Copy out every record precisely.
####################
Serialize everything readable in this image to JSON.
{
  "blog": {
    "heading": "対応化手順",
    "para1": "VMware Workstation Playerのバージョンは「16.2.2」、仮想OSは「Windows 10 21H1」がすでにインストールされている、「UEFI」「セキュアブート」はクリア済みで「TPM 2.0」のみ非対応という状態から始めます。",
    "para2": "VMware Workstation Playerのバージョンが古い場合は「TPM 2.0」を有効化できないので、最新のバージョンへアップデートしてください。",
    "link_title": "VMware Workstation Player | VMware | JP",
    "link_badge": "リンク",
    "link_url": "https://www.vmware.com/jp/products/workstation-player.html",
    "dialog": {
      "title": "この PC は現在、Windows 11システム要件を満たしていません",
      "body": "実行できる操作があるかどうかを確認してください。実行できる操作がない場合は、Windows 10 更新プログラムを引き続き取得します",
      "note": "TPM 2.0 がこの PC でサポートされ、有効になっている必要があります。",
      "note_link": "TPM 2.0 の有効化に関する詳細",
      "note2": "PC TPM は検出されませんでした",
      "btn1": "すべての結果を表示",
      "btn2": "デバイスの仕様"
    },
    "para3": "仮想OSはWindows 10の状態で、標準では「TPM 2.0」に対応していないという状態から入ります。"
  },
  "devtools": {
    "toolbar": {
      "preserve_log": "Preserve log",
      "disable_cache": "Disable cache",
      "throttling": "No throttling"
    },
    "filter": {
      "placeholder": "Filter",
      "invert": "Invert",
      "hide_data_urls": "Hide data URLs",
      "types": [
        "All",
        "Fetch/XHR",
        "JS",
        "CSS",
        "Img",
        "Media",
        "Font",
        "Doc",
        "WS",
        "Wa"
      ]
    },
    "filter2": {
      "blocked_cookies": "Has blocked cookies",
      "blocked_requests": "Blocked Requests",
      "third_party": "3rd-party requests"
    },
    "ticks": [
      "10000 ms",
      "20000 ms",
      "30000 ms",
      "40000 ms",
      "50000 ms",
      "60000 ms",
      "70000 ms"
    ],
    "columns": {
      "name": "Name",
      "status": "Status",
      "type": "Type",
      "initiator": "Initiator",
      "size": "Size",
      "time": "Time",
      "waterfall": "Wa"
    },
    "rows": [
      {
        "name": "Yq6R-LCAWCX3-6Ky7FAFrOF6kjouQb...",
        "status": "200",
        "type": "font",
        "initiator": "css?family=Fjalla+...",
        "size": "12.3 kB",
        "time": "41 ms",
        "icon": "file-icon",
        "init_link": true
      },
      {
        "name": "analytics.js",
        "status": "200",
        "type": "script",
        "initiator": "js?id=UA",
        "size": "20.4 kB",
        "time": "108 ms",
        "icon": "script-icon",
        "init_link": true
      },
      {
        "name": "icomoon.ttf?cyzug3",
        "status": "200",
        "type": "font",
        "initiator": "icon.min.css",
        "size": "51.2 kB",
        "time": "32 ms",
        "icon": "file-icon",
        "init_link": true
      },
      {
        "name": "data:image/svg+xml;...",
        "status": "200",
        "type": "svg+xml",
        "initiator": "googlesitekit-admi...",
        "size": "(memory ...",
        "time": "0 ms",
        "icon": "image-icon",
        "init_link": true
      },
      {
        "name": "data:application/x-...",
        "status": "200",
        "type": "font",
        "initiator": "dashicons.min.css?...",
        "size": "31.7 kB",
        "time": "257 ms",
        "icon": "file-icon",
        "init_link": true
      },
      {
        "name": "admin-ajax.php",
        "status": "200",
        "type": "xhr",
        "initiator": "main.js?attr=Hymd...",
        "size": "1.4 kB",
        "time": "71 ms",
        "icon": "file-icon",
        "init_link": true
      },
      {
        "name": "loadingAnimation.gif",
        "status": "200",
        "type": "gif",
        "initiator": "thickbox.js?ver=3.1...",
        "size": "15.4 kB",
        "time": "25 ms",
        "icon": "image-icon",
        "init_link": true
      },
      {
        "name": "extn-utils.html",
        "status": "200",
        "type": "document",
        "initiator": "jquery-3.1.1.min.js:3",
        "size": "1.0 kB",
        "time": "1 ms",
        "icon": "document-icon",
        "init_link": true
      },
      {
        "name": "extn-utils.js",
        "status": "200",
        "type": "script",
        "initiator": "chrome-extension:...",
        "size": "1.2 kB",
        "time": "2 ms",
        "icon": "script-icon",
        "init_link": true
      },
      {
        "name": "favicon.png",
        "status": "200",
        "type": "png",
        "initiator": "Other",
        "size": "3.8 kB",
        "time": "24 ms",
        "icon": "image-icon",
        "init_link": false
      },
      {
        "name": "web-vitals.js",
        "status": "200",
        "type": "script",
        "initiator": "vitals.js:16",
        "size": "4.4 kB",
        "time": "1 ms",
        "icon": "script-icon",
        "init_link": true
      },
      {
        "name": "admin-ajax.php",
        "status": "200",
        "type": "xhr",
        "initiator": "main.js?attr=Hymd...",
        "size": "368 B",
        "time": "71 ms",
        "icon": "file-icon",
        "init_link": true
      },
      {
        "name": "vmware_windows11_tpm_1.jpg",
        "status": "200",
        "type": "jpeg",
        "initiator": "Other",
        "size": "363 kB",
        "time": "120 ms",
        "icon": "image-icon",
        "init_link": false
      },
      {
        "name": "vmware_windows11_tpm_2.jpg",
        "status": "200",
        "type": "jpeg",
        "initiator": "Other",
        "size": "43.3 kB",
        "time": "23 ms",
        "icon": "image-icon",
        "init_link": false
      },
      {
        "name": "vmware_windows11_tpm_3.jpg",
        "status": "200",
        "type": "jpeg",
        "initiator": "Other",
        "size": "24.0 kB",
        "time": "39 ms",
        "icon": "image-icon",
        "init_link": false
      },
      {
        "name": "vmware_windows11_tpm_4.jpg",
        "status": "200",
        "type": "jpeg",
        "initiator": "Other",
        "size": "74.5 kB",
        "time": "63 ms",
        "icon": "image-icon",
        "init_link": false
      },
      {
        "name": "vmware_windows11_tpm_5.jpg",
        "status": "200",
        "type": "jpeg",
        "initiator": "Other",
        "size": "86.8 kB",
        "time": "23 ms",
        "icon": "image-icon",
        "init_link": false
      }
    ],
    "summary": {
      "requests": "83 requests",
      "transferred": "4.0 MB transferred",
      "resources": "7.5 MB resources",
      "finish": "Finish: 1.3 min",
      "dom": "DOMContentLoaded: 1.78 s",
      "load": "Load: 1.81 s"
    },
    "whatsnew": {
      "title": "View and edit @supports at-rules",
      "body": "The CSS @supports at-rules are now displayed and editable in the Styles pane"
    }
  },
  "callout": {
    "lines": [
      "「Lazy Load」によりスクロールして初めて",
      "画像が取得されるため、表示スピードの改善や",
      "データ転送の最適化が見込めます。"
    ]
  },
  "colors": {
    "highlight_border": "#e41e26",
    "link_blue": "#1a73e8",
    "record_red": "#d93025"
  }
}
####################
* [RESULT OF THIS TASK]
Serialize everything readable in this image to JSON.
{
  "blog": {
    "heading": "対応化手順",
    "para1": "VMware Workstation Playerのバージョンは「16.2.2」、仮想OSは「Windows 10 21H1」がすでにインストールされている、「UEFI」「セキュアブート」はクリア済みで「TPM 2.0」のみ非対応という状態から始めます。",
    "para2": "VMware Workstation Playerのバージョンが古い場合は「TPM 2.0」を有効化できないので、最新のバージョンへアップデートしてください。",
    "link_title": "VMware Workstation Player | VMware | JP",
    "link_badge": "リンク",
    "link_url": "https://www.vmware.com/jp/products/workstation-player.html",
    "dialog": {
      "title": "この PC は現在、Windows 11システム要件を満たしていません",
      "body": "実行できる操作があるかどうかを確認してください。実行できる操作がない場合は、Windows 10 更新プログラムを引き続き取得します",
      "note": "TPM 2.0 がこの PC でサポートされ、有効になっている必要があります。",
      "note_link": "TPM 2.0 の有効化に関する詳細",
      "note2": "PC TPM は検出されませんでした",
      "btn1": "すべての結果を表示",
      "btn2": "デバイスの仕様"
    },
    "para3": "仮想OSはWindows 10の状態で、標準では「TPM 2.0」に対応していないという状態から入ります。"
  },
  "devtools": {
    "toolbar": {
      "preserve_log": "Preserve log",
      "disable_cache": "Disable cache",
      "throttling": "No throttling"
    },
    "filter": {
      "placeholder": "Filter",
      "invert": "Invert",
      "hide_data_urls": "Hide data URLs",
      "types": [
        "All",
        "Fetch/XHR",
        "JS",
        "CSS",
        "Img",
        "Media",
        "Font",
        "Doc",
        "WS",
        "Wa"
      ]
    },
    "filter2": {
      "blocked_cookies": "Has blocked cookies",
      "blocked_requests": "Blocked Requests",
      "third_party": "3rd-party requests"
    },
    "ticks": [
      "10000 ms",
      "20000 ms",
      "30000 ms",
      "40000 ms",
      "50000 ms",
      "60000 ms",
      "70000 ms"
    ],
    "columns": {
      "name": "Name",
      "status": "Status",
      "type": "Type",
      "initiator": "Initiator",
      "size": "Size",
      "time": "Time",
      "waterfall": "Wa"
    },
    "rows": [
      {
        "name": "Yq6R-LCAWCX3-6Ky7FAFrOF6kjouQb...",
        "status": "200",
        "type": "font",
        "initiator": "css?family=Fjalla+...",
        "size": "12.3 kB",
        "time": "41 ms",
        "icon": "file-icon",
        "init_link": true
      },
      {
        "name": "analytics.js",
        "status": "200",
        "type": "script",
        "initiator": "js?id=UA",
        "size": "20.4 kB",
        "time": "108 ms",
        "icon": "script-icon",
        "init_link": true
      },
      {
        "name": "icomoon.ttf?cyzug3",
        "status": "200",
        "type": "font",
        "initiator": "icon.min.css",
        "size": "51.2 kB",
        "time": "32 ms",
        "icon": "file-icon",
        "init_link": true
      },
      {
        "name": "data:image/svg+xml;...",
        "status": "200",
        "type": "svg+xml",
        "initiator": "googlesitekit-admi...",
        "size": "(memory ...",
        "time": "0 ms",
        "icon": "image-icon",
        "init_link": true
      },
      {
        "name": "data:application/x-...",
        "status": "200",
        "type": "font",
        "initiator": "dashicons.min.css?...",
        "size": "31.7 kB",
        "time": "257 ms",
        "icon": "file-icon",
        "init_link": true
      },
      {
        "name": "admin-ajax.php",
        "status": "200",
        "type": "xhr",
        "initiator": "main.js?attr=Hymd...",
        "size": "1.4 kB",
        "time": "71 ms",
        "icon": "file-icon",
        "init_link": true
      },
      {
        "name": "loadingAnimation.gif",
        "status": "200",
        "type": "gif",
        "initiator": "thickbox.js?ver=3.1...",
        "size": "15.4 kB",
        "time": "25 ms",
        "icon": "image-icon",
        "init_link": true
      },
      {
        "name": "extn-utils.html",
        "status": "200",
        "type": "document",
        "initiator": "jquery-3.1.1.min.js:3",
        "size": "1.0 kB",
        "time": "1 ms",
        "icon": "document-icon",
        "init_link": true
      },
      {
        "name": "extn-utils.js",
        "status": "200",
        "type": "script",
        "initiator": "chrome-extension:...",
        "size": "1.2 kB",
        "time": "2 ms",
        "icon": "script-icon",
        "init_link": true
      },
      {
        "name": "favicon.png",
        "status": "200",
        "type": "png",
        "initiator": "Other",
        "size": "3.8 kB",
        "time": "24 ms",
        "icon": "image-icon",
        "init_link": false
      },
      {
        "name": "web-vitals.js",
        "status": "200",
        "type": "script",
        "initiator": "vitals.js:16",
        "size": "4.4 kB",
        "time": "1 ms",
        "icon": "script-icon",
        "init_link": true
      },
      {
        "name": "admin-ajax.php",
        "status": "200",
        "type": "xhr",
        "initiator": "main.js?attr=Hymd...",
        "size": "368 B",
        "time": "71 ms",
        "icon": "file-icon",
        "init_link": true
      },
      {
        "name": "vmware_windows11_tpm_1.jpg",
        "status": "200",
        "type": "jpeg",
        "initiator": "Other",
        "size": "363 kB",
        "time": "120 ms",
        "icon": "image-icon",
        "init_link": false
      },
      {
        "name": "vmware_windows11_tpm_2.jpg",
        "status": "200",
        "type": "jpeg",
        "initiator": "Other",
        "size": "43.3 kB",
        "time": "23 ms",
        "icon": "image-icon",
        "init_link": false
      },
      {
        "name": "vmware_windows11_tpm_3.jpg",
        "status": "200",
        "type": "jpeg",
        "initiator": "Other",
        "size": "24.0 kB",
        "time": "39 ms",
        "icon": "image-icon",
        "init_link": false
      },
      {
        "name": "vmware_windows11_tpm_4.jpg",
        "status": "200",
        "type": "jpeg",
        "initiator": "Other",
        "size": "74.5 kB",
        "time": "63 ms",
        "icon": "image-icon",
        "init_link": false
      },
      {
        "name": "vmware_windows11_tpm_5.jpg",
        "status": "200",
        "type": "jpeg",
        "initiator": "Other",
        "size": "86.8 kB",
        "time": "23 ms",
        "icon": "image-icon",
        "init_link": false
      }
    ],
    "summary": {
      "requests": "83 requests",
      "transferred": "4.0 MB transferred",
      "resources": "7.5 MB resources",
      "finish": "Finish: 1.3 min",
      "dom": "DOMContentLoaded: 1.78 s",
      "load": "Load: 1.81 s"
    },
    "whatsnew": {
      "title": "View and edit @supports at-rules",
      "body": "The CSS @supports at-rules are now displayed and editable in the Styles pane"
    }
  },
  "callout": {
    "lines": [
      "「Lazy Load」によりスクロールして初めて",
      "画像が取得されるため、表示スピードの改善や",
      "データ転送の最適化が見込めます。"
    ]
  },
  "colors": {
    "highlight_border": "#e41e26",
    "link_blue": "#1a73e8",
    "record_red": "#d93025"
  }
}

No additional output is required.